GOAL OF THE EXERCISE: Give the number of lines in the data that contain "lDDT", and nothing more.

Source data:
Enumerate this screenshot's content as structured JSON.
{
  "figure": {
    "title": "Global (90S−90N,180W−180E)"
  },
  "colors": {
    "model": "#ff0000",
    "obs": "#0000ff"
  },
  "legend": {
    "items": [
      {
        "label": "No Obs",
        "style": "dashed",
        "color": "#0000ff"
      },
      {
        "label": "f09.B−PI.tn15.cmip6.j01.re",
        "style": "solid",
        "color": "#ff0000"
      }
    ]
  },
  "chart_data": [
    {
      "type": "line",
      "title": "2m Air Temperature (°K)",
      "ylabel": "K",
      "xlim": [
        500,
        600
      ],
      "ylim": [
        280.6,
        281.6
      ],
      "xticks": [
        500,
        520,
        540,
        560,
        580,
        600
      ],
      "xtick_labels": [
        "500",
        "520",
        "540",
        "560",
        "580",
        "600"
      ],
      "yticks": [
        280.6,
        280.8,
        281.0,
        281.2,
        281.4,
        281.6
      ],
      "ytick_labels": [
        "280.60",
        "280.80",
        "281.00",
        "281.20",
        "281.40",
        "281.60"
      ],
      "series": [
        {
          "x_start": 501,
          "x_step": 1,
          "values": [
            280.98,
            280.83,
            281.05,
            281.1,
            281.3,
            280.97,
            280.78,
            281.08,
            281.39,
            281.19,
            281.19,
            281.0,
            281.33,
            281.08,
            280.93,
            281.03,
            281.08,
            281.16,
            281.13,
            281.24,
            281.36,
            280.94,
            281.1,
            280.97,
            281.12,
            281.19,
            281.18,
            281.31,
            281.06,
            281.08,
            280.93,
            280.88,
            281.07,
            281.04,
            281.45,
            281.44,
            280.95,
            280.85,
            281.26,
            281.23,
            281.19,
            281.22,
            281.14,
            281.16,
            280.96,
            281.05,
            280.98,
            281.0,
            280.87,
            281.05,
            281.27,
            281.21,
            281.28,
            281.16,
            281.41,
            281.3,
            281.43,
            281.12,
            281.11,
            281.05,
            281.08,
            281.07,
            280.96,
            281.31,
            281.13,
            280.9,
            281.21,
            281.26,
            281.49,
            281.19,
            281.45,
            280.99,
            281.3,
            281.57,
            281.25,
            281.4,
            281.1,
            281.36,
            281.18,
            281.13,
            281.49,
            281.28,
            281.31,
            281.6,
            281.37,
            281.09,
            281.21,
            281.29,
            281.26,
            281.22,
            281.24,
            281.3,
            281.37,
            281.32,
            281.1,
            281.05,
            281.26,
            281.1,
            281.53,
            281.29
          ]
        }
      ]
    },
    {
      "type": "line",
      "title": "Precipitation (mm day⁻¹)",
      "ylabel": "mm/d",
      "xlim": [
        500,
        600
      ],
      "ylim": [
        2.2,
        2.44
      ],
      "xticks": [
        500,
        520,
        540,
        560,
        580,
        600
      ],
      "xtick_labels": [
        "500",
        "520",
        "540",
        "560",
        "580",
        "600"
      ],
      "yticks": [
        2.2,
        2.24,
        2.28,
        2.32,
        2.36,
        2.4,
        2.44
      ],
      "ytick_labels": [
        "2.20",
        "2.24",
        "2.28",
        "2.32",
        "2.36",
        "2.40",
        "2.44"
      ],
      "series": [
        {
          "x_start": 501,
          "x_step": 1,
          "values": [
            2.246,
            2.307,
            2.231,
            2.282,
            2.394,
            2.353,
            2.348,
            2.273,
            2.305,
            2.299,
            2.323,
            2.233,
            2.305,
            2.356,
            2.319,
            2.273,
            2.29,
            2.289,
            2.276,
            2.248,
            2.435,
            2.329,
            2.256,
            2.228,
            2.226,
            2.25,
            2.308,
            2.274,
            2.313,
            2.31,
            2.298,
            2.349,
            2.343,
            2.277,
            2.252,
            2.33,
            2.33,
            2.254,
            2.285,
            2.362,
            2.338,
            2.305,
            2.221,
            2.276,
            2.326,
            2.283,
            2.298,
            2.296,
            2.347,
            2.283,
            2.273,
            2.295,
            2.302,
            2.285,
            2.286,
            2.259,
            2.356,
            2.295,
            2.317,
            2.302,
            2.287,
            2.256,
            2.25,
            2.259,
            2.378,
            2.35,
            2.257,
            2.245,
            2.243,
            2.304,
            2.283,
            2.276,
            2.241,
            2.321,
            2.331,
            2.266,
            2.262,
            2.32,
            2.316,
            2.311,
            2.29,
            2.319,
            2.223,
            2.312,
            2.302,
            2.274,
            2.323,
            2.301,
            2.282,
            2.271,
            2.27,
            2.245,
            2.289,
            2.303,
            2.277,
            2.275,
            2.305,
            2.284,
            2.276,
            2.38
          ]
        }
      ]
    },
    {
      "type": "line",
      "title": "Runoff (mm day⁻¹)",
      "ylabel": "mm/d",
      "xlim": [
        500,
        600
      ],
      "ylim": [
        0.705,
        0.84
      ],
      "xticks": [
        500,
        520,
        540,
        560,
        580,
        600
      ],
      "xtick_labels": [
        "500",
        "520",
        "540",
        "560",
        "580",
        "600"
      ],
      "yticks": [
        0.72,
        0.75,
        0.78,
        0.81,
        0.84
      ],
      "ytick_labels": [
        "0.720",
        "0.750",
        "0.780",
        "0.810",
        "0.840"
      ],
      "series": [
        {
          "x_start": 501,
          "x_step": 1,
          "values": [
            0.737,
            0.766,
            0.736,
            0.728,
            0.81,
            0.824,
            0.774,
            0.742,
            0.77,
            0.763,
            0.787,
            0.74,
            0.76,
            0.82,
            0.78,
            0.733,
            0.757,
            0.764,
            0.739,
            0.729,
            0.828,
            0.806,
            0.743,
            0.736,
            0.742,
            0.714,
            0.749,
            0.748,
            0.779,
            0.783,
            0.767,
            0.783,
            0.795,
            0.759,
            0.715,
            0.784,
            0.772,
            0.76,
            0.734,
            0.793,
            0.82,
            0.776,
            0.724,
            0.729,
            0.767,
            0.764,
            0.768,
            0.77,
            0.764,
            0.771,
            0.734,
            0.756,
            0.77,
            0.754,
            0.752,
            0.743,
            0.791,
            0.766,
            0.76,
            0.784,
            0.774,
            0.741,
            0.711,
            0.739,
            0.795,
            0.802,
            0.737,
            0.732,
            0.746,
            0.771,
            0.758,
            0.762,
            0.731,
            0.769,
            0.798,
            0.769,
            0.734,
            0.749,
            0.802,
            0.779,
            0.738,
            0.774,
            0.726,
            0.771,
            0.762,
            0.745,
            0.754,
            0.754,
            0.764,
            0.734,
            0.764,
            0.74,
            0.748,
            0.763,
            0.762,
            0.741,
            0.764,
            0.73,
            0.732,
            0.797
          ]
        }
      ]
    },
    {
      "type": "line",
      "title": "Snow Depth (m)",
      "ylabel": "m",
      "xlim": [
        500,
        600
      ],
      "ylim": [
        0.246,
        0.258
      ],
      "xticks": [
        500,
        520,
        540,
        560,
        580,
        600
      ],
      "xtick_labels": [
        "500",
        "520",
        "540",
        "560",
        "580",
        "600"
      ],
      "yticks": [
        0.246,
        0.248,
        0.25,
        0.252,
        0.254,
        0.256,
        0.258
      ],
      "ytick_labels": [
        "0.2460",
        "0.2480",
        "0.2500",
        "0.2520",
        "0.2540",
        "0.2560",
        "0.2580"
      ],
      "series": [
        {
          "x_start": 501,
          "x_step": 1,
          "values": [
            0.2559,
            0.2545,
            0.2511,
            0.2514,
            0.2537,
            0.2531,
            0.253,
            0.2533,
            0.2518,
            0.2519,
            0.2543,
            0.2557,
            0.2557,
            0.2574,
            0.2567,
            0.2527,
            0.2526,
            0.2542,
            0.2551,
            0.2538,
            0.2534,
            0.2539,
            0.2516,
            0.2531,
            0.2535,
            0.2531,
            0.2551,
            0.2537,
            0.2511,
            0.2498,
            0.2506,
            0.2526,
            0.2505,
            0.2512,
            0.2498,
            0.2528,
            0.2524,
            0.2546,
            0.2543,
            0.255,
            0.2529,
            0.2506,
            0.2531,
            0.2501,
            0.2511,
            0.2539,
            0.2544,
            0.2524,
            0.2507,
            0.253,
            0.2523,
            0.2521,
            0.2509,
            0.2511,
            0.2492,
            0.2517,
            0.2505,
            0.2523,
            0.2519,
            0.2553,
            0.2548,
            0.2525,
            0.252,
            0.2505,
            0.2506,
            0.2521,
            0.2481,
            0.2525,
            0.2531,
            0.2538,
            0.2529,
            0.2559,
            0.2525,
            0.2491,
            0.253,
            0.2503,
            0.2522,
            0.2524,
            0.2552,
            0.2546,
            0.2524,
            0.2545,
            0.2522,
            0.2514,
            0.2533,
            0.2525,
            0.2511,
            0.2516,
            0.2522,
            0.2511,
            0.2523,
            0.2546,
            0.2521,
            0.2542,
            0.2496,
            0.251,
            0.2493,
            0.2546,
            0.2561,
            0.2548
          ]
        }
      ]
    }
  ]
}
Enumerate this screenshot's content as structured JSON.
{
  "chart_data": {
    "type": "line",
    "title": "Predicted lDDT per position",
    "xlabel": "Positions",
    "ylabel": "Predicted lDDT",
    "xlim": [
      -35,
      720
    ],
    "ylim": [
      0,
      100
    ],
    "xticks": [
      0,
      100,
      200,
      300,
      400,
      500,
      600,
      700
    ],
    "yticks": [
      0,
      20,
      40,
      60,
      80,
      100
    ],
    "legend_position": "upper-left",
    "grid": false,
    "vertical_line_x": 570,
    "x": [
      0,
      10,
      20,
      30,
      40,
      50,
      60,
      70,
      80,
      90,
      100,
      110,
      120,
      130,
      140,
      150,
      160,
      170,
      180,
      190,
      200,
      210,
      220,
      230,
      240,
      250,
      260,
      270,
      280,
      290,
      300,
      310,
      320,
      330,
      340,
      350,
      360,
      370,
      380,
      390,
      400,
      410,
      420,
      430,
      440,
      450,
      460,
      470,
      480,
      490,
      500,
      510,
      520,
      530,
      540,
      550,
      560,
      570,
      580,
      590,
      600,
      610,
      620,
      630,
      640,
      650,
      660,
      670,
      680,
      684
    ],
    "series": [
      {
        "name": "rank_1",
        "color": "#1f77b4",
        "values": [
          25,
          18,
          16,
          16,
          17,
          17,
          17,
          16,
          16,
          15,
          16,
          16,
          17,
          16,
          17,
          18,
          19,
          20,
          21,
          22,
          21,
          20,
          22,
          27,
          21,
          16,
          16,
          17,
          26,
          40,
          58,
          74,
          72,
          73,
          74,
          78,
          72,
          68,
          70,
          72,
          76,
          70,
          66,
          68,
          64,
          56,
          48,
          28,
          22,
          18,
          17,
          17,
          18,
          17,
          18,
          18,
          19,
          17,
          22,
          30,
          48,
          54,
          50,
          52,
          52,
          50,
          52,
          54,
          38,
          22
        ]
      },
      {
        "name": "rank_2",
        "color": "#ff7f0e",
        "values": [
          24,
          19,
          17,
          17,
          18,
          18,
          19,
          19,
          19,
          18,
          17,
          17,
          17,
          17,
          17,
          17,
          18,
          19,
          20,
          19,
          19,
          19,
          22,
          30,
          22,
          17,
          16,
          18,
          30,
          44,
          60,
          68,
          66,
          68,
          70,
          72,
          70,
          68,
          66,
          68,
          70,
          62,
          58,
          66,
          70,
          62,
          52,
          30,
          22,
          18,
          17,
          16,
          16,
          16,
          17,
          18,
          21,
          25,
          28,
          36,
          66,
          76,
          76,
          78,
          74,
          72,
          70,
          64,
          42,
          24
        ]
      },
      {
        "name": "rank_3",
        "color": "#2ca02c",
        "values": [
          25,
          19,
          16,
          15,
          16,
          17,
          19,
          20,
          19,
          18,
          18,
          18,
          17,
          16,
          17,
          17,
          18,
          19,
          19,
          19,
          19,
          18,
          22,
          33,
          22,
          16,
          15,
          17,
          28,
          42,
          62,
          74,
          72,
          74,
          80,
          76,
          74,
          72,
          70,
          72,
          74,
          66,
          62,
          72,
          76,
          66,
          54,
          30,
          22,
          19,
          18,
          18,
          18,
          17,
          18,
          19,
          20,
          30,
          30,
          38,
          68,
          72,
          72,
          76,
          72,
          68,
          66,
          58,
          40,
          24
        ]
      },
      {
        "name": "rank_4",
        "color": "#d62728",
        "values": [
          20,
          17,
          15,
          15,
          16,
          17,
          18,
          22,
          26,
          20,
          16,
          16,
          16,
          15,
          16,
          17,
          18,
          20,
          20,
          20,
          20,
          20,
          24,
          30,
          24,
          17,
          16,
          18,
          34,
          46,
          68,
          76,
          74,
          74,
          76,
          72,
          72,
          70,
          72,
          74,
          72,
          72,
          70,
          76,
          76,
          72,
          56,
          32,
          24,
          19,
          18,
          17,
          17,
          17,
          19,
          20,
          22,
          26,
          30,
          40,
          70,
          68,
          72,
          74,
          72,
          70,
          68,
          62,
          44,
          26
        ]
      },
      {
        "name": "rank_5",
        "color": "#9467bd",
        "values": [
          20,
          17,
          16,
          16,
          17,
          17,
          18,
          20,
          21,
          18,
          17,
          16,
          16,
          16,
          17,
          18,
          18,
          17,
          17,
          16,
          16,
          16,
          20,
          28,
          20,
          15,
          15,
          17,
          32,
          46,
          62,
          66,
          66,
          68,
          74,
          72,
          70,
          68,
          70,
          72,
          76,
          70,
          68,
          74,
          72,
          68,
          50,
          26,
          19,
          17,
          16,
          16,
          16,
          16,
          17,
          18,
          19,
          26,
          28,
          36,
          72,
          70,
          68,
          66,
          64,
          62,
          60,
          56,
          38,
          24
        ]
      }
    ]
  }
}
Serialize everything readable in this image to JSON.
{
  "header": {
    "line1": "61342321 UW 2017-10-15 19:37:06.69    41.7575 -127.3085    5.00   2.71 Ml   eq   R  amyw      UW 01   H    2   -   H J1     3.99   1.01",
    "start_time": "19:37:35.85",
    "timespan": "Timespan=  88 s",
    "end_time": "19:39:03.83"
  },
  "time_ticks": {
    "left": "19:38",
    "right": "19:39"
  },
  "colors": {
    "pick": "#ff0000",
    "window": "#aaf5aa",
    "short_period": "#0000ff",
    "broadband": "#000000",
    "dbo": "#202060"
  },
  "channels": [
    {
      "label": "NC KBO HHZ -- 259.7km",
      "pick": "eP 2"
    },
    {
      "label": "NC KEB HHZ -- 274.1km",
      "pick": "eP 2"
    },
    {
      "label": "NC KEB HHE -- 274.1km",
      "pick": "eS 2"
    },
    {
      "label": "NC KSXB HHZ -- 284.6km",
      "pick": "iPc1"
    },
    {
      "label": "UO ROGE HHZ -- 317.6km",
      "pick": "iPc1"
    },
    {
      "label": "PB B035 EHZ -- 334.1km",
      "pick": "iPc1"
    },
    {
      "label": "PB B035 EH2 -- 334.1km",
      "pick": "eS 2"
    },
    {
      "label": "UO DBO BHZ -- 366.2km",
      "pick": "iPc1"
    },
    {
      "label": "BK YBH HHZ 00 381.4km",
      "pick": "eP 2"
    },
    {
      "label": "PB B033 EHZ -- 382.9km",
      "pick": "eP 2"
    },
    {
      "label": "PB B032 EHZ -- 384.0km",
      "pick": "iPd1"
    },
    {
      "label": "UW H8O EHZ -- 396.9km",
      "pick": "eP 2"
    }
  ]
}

TASK OUTPUT: 2